Box coordinate listings
(begin)
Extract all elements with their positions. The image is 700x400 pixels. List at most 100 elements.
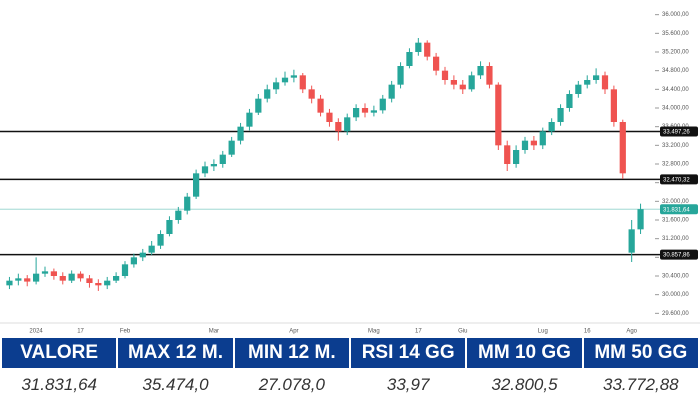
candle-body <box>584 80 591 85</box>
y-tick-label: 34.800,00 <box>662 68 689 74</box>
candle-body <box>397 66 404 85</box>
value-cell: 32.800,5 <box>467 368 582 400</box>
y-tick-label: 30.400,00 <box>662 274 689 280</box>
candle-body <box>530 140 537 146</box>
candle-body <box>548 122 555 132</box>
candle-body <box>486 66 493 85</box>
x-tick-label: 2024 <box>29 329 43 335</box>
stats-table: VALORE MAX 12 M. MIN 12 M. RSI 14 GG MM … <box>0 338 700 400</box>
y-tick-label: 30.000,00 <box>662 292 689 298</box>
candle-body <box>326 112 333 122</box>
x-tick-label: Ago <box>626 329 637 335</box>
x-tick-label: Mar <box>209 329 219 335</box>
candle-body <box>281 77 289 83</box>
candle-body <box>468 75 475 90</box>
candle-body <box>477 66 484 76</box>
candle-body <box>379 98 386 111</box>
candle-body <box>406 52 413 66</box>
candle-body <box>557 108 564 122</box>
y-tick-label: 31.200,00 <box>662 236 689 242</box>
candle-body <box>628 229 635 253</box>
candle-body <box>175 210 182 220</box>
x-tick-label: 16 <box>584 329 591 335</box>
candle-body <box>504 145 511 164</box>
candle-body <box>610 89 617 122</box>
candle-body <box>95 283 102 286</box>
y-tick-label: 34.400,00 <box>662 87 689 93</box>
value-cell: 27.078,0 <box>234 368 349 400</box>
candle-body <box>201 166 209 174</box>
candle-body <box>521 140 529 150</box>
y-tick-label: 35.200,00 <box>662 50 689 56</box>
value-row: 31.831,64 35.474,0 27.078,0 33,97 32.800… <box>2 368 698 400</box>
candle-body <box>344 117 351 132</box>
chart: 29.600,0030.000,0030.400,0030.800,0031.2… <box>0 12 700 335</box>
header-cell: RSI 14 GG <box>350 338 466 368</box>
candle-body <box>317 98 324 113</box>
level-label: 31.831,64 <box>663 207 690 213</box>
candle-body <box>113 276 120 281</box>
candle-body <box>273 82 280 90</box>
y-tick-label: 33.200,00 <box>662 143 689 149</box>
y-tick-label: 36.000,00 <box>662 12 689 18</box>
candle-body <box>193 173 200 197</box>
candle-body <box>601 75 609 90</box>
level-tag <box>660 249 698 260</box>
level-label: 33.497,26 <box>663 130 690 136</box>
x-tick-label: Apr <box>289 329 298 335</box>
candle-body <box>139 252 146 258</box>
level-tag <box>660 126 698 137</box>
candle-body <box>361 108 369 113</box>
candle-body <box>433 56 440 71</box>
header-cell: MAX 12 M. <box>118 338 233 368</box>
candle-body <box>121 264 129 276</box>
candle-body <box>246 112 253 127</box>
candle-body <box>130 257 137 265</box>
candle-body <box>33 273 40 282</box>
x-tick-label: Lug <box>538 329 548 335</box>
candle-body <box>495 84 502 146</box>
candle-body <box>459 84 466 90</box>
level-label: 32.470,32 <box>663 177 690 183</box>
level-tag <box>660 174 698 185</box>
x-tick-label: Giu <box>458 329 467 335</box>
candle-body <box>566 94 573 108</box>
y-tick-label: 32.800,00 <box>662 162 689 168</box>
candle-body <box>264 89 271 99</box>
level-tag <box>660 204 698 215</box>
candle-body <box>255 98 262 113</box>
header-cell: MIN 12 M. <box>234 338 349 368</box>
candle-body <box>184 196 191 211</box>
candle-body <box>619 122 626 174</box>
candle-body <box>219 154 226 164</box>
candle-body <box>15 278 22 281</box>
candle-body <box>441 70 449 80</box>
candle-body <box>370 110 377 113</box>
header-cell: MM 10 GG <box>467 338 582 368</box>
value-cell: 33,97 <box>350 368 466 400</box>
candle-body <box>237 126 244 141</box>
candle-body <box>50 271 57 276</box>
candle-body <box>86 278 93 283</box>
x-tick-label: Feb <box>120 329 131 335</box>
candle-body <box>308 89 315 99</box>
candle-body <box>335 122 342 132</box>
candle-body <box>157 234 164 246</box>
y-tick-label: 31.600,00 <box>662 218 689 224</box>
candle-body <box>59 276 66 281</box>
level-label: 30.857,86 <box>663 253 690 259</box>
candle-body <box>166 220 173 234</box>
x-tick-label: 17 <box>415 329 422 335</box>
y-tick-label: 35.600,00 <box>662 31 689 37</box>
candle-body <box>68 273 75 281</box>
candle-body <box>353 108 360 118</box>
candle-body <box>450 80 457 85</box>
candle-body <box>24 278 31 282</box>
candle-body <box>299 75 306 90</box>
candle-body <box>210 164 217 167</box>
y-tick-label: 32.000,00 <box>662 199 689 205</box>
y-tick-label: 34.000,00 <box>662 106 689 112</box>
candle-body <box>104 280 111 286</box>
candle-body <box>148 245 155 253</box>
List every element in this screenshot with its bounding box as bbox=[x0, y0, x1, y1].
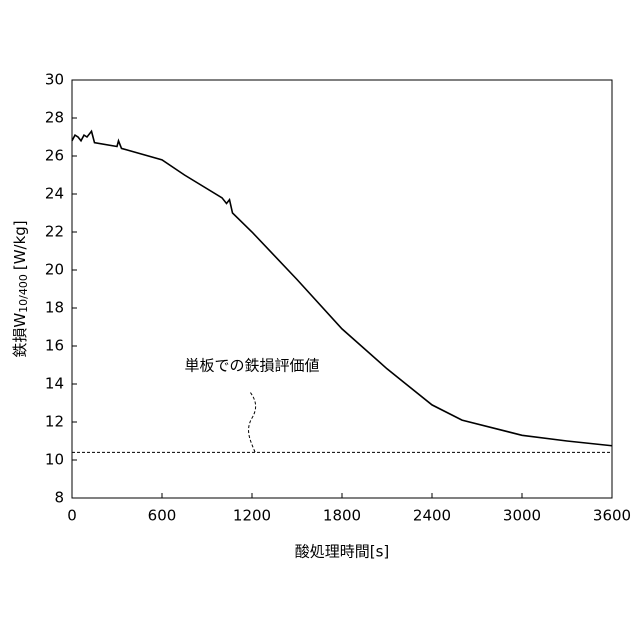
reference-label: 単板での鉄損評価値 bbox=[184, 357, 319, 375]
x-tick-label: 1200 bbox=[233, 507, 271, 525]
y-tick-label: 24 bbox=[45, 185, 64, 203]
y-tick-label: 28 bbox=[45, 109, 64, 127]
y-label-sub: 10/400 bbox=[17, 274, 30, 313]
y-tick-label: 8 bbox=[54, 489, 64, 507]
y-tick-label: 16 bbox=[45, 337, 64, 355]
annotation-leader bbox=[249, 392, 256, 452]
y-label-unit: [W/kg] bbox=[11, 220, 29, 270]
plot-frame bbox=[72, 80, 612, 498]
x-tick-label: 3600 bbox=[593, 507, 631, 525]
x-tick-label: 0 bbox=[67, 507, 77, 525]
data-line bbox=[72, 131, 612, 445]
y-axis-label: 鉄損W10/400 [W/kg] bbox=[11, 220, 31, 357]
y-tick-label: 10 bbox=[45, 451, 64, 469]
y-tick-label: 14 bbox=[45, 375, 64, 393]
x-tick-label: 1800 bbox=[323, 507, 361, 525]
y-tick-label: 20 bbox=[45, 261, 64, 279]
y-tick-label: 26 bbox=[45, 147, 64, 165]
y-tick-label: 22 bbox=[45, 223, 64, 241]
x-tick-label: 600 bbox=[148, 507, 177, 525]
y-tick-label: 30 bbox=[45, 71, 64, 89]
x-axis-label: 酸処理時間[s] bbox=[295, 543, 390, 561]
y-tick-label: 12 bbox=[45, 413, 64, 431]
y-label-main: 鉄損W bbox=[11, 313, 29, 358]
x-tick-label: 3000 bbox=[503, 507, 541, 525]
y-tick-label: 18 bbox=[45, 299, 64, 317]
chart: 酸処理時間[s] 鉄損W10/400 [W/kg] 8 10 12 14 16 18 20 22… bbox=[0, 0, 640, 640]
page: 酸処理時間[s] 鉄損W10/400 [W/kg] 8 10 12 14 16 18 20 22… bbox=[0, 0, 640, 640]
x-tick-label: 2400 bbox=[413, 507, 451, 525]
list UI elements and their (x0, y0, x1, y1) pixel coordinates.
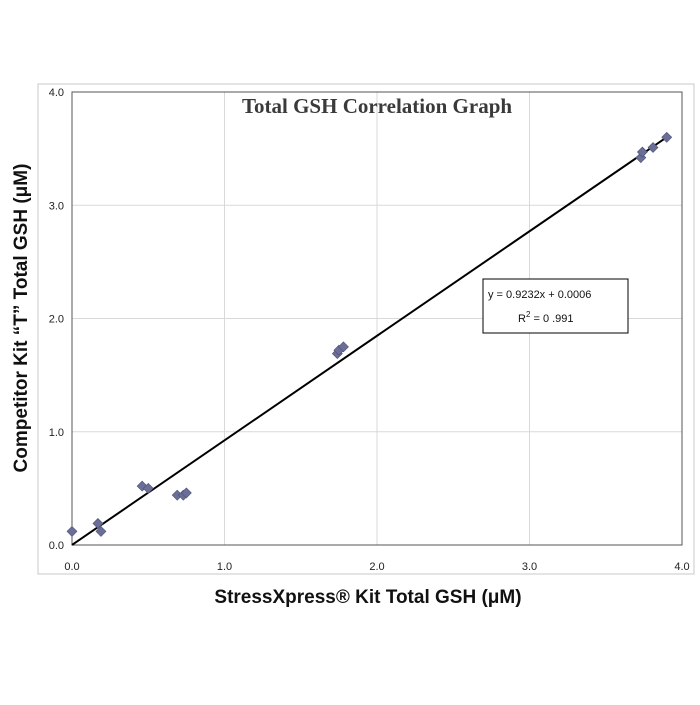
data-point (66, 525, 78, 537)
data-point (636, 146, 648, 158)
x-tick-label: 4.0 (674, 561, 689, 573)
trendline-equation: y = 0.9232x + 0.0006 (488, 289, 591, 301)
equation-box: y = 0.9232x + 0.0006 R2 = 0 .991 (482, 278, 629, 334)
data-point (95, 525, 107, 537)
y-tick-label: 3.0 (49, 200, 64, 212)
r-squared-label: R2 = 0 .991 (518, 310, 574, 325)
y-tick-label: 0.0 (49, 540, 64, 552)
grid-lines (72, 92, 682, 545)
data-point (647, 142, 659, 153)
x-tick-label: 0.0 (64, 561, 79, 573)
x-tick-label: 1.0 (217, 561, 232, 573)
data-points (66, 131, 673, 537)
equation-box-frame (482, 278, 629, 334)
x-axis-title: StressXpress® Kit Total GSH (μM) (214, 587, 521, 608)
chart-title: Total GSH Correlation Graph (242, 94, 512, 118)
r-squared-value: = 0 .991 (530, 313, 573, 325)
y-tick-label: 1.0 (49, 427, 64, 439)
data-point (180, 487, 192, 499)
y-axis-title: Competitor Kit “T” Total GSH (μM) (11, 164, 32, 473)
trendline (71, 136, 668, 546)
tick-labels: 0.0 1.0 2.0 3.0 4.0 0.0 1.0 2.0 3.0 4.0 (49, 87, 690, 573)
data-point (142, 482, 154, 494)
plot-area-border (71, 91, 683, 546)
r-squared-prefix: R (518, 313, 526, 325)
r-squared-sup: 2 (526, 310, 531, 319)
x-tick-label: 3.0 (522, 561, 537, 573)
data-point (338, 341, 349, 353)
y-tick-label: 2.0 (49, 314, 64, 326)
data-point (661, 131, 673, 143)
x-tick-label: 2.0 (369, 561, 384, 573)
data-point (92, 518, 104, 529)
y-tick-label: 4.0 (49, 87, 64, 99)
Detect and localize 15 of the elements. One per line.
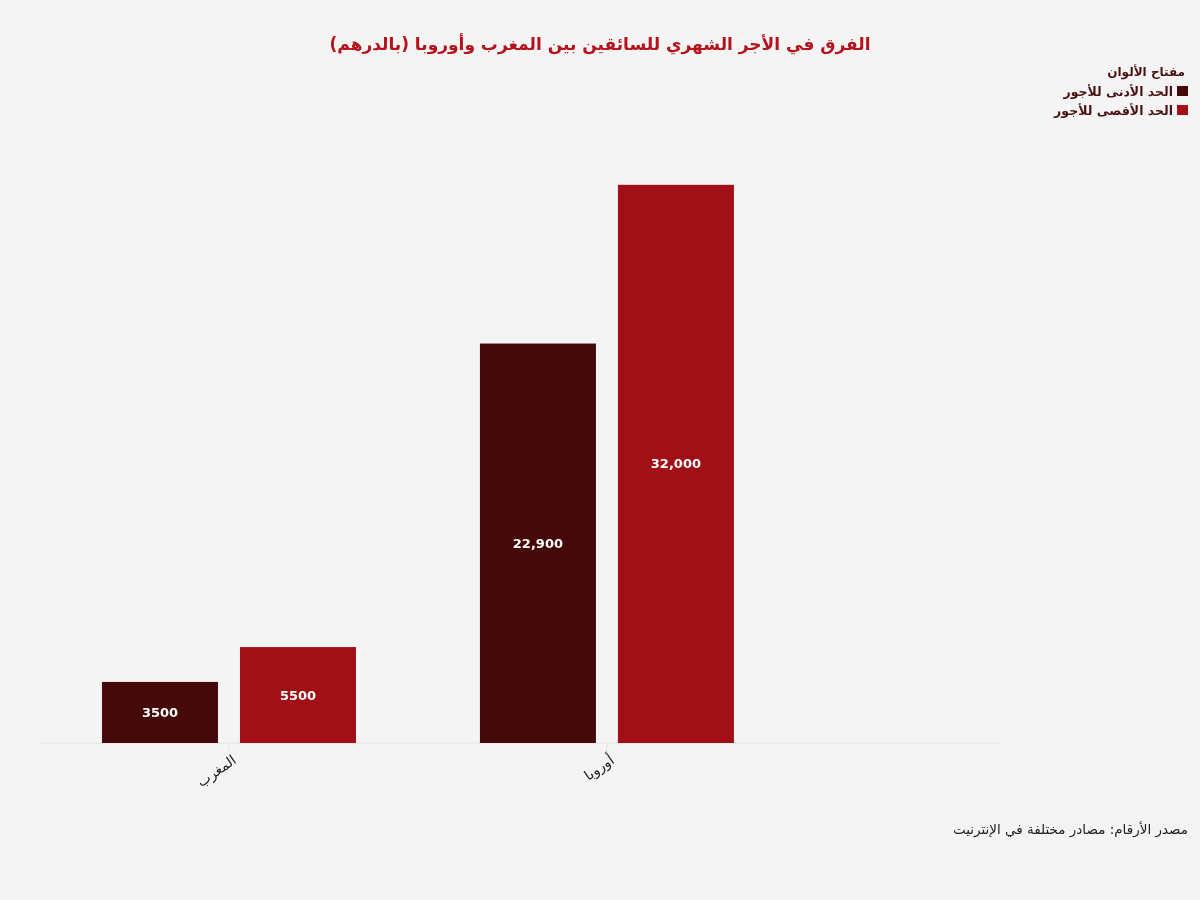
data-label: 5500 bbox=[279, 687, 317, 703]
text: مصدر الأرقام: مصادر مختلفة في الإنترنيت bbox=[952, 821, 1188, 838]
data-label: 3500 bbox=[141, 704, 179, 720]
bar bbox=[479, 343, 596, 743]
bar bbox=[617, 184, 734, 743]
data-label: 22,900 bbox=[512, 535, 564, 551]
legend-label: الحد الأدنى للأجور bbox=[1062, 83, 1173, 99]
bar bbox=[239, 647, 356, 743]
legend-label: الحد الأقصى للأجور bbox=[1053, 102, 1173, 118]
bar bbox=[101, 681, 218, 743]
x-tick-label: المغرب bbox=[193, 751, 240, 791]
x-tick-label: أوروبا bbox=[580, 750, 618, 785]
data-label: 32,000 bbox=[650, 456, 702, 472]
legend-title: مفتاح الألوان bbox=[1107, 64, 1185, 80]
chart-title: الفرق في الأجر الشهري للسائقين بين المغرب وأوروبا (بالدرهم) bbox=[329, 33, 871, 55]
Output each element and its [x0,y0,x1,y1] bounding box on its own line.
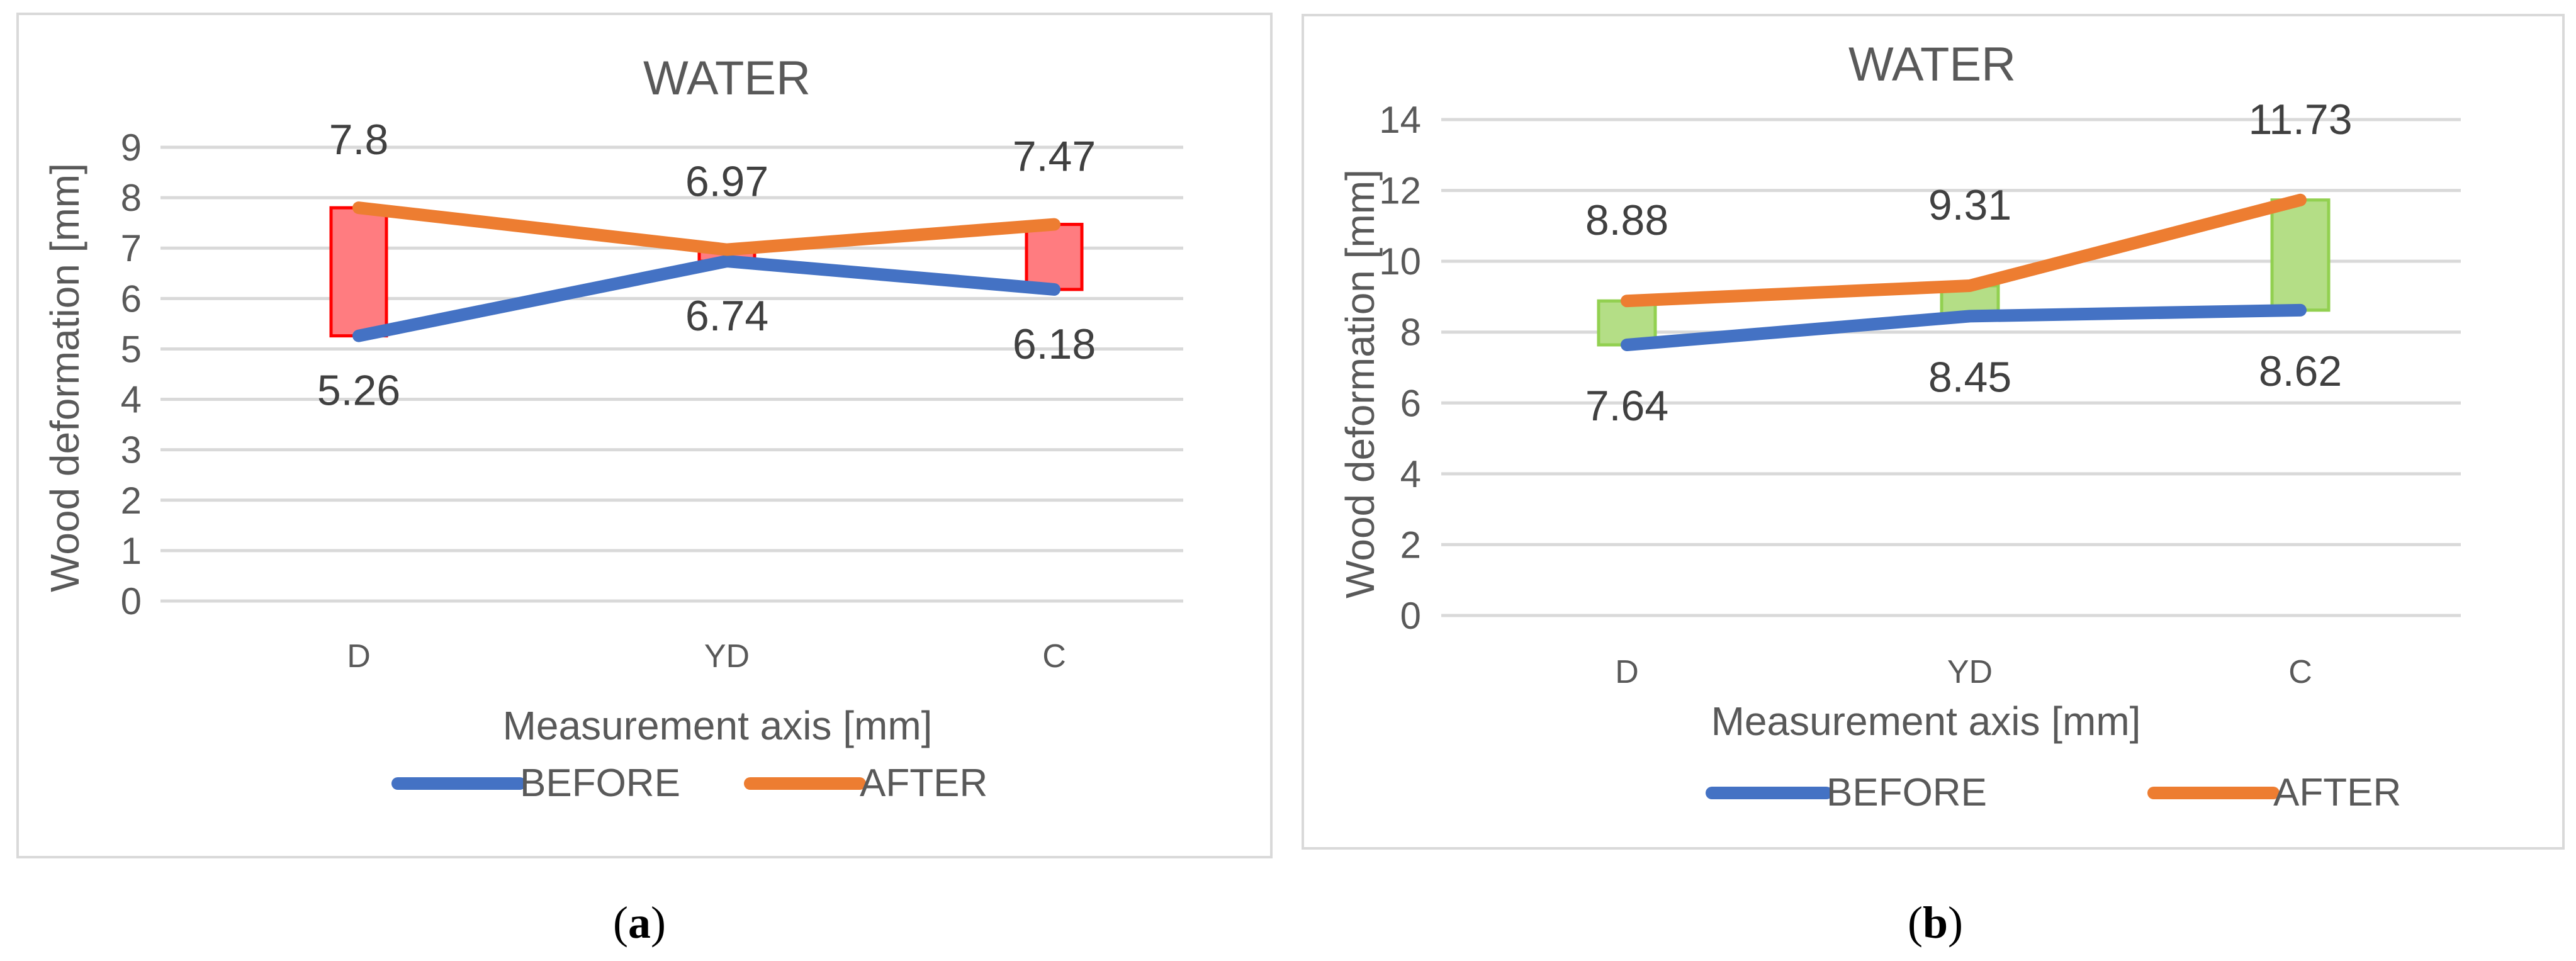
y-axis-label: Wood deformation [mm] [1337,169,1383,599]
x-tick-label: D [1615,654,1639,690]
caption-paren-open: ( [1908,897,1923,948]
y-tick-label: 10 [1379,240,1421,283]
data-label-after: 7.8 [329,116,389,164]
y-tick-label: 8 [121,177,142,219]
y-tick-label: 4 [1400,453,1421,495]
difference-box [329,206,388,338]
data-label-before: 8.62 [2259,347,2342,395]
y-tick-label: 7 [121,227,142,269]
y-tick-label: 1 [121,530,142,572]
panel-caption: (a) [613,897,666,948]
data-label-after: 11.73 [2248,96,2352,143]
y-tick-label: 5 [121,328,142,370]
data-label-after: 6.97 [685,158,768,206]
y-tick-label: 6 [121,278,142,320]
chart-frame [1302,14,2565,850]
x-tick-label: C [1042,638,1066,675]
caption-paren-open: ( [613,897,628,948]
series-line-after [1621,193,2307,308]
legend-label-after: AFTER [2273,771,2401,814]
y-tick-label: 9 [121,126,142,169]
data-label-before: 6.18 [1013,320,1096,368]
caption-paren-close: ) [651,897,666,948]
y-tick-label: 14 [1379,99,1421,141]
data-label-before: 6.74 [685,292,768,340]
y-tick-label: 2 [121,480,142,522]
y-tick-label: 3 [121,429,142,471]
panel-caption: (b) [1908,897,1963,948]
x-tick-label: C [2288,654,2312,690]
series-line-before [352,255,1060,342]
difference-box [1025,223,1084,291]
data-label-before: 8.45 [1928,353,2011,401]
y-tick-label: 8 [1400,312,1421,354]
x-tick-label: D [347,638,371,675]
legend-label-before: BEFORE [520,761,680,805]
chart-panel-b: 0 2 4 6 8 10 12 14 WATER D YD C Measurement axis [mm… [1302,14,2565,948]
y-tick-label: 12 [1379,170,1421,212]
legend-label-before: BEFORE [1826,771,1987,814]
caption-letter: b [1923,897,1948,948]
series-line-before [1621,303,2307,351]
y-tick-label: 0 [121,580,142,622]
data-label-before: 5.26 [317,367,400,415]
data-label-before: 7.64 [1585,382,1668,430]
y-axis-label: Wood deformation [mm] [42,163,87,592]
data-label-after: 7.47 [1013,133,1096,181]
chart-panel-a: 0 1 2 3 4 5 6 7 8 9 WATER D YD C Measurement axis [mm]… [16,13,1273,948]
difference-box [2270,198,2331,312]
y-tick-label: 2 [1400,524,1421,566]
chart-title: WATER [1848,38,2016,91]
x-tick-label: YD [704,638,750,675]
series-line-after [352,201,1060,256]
(end)
Rewrite the part of the records that opens with the line containing "candle-body <box>584 80 591 85</box>" and closes with the line containing "y-tick-label: 33.200,00 <box>662" as a Markdown table with the columns Row and Entry. Number each line in order under Row, and leave out any blank lines.

| Row | Entry |
|---|---|
| 1 | candle-body <box>584 80 591 85</box> |
| 2 | y-tick-label: 34.800,00 <box>662 68 689 74</box> |
| 3 | candle-body <box>397 66 404 85</box> |
| 4 | value-cell: 32.800,5 <box>467 368 582 400</box> |
| 5 | y-tick-label: 30.400,00 <box>662 274 689 280</box> |
| 6 | candle-body <box>530 140 537 146</box> |
| 7 | candle-body <box>548 122 555 132</box> |
| 8 | candle-body <box>486 66 493 85</box> |
| 9 | x-tick-label: 2024 <box>29 329 43 335</box> |
| 10 | stats-table: VALORE MAX 12 M. MIN 12 M. RSI 14 GG MM … <box>0 338 700 400</box> |
| 11 | y-tick-label: 30.000,00 <box>662 292 689 298</box> |
| 12 | candle-body <box>326 112 333 122</box> |
| 13 | x-tick-label: Ago <box>626 329 637 335</box> |
| 14 | x-tick-label: Mar <box>209 329 219 335</box> |
| 15 | candle-body <box>281 77 289 83</box> |
| 16 | candle-body <box>468 75 475 90</box> |
| 17 | candle-body <box>477 66 484 76</box> |
| 18 | candle-body <box>379 98 386 111</box> |
| 19 | candle-body <box>406 52 413 66</box> |
| 20 | candle-body <box>557 108 564 122</box> |
| 21 | y-tick-label: 31.200,00 <box>662 236 689 242</box> |
| 22 | candle-body <box>628 229 635 253</box> |
| 23 | candle-body <box>175 210 182 220</box> |
| 24 | x-tick-label: 16 <box>584 329 591 335</box> |
| 25 | candle-body <box>504 145 511 164</box> |
| 26 | candle-body <box>610 89 617 122</box> |
| 27 | candle-body <box>95 283 102 286</box> |
| 28 | y-tick-label: 34.400,00 <box>662 87 689 93</box> |
| 29 | value-cell: 27.078,0 <box>234 368 349 400</box> |
| 30 | candle-body <box>201 166 209 174</box> |
| 31 | candle-body <box>521 140 529 150</box> |
| 32 | y-tick-label: 35.200,00 <box>662 50 689 56</box> |
| 33 | value-row: 31.831,64 35.474,0 27.078,0 33,97 32.800… <box>2 368 698 400</box> |
| 34 | candle-body <box>344 117 351 132</box> |
| 35 | chart: 29.600,0030.000,0030.400,0030.800,0031.2… <box>0 12 700 335</box> |
| 36 | header-cell: RSI 14 GG <box>350 338 466 368</box> |
| 37 | candle-body <box>317 98 324 113</box> |
| 38 | level-label: 31.831,64 <box>663 207 690 213</box> |
| 39 | candle-body <box>113 276 120 281</box> |
| 40 | candle-body <box>273 82 280 90</box> |
| 41 | y-tick-label: 33.200,00 <box>662 143 689 149</box> |